What is expected –
List all lines of the data that include the string "Presentación".
┏━━
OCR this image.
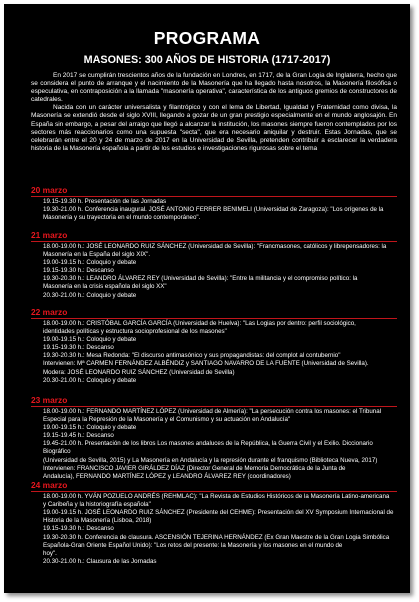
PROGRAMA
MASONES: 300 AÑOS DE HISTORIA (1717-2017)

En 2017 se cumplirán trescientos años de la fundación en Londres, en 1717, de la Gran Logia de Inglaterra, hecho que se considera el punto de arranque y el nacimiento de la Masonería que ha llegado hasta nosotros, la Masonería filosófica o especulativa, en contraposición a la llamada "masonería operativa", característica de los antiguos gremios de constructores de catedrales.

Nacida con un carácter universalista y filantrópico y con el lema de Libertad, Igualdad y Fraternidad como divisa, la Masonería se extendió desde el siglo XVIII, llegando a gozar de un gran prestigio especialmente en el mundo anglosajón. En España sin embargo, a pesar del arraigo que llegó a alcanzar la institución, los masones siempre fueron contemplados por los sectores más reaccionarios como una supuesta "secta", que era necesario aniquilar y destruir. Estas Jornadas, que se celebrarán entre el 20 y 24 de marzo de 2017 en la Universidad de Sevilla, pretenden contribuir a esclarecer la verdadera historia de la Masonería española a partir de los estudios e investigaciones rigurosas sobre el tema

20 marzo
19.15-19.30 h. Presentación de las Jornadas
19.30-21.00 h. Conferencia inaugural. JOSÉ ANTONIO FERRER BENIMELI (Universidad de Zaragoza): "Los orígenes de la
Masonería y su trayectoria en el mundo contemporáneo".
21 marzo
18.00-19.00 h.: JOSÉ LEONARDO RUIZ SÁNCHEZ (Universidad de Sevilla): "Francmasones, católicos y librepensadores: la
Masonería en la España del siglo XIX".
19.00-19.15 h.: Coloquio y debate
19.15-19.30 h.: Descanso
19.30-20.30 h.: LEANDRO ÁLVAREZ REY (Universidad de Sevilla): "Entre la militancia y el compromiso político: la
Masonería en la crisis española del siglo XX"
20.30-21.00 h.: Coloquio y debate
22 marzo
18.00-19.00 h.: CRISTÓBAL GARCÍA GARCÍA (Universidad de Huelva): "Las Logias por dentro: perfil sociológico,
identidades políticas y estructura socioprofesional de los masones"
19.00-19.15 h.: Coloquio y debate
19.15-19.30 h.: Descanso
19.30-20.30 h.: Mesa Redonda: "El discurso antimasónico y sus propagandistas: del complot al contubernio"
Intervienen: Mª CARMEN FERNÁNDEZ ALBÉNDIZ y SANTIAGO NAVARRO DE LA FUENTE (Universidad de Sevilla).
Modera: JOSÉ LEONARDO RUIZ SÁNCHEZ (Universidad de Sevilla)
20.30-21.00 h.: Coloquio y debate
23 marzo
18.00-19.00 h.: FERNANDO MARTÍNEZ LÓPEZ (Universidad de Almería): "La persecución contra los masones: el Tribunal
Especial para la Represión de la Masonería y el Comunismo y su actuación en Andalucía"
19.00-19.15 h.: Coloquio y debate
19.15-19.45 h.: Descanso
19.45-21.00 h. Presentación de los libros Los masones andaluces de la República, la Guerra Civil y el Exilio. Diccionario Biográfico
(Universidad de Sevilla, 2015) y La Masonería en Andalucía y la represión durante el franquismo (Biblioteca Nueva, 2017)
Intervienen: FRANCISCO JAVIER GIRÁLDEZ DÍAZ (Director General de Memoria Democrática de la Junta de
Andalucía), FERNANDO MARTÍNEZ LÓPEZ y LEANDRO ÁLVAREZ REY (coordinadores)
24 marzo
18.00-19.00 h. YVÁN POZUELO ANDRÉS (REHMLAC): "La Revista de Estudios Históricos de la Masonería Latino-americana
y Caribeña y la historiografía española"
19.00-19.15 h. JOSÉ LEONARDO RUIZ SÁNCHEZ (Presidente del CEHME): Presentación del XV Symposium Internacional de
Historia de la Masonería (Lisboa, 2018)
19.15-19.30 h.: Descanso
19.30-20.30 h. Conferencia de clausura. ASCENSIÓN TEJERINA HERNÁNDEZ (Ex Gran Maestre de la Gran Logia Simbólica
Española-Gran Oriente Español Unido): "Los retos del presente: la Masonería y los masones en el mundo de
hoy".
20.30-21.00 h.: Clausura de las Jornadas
┗━━
Response to this exercise –
19.15-19.30 h. Presentación de las Jornadas
19.45-21.00 h. Presentación de los libros Los masones andaluces de la República, la Guerra Civil y el Exilio. Diccionario Biográfico
19.00-19.15 h. JOSÉ LEONARDO RUIZ SÁNCHEZ (Presidente del CEHME): Presentación del XV Symposium Internacional de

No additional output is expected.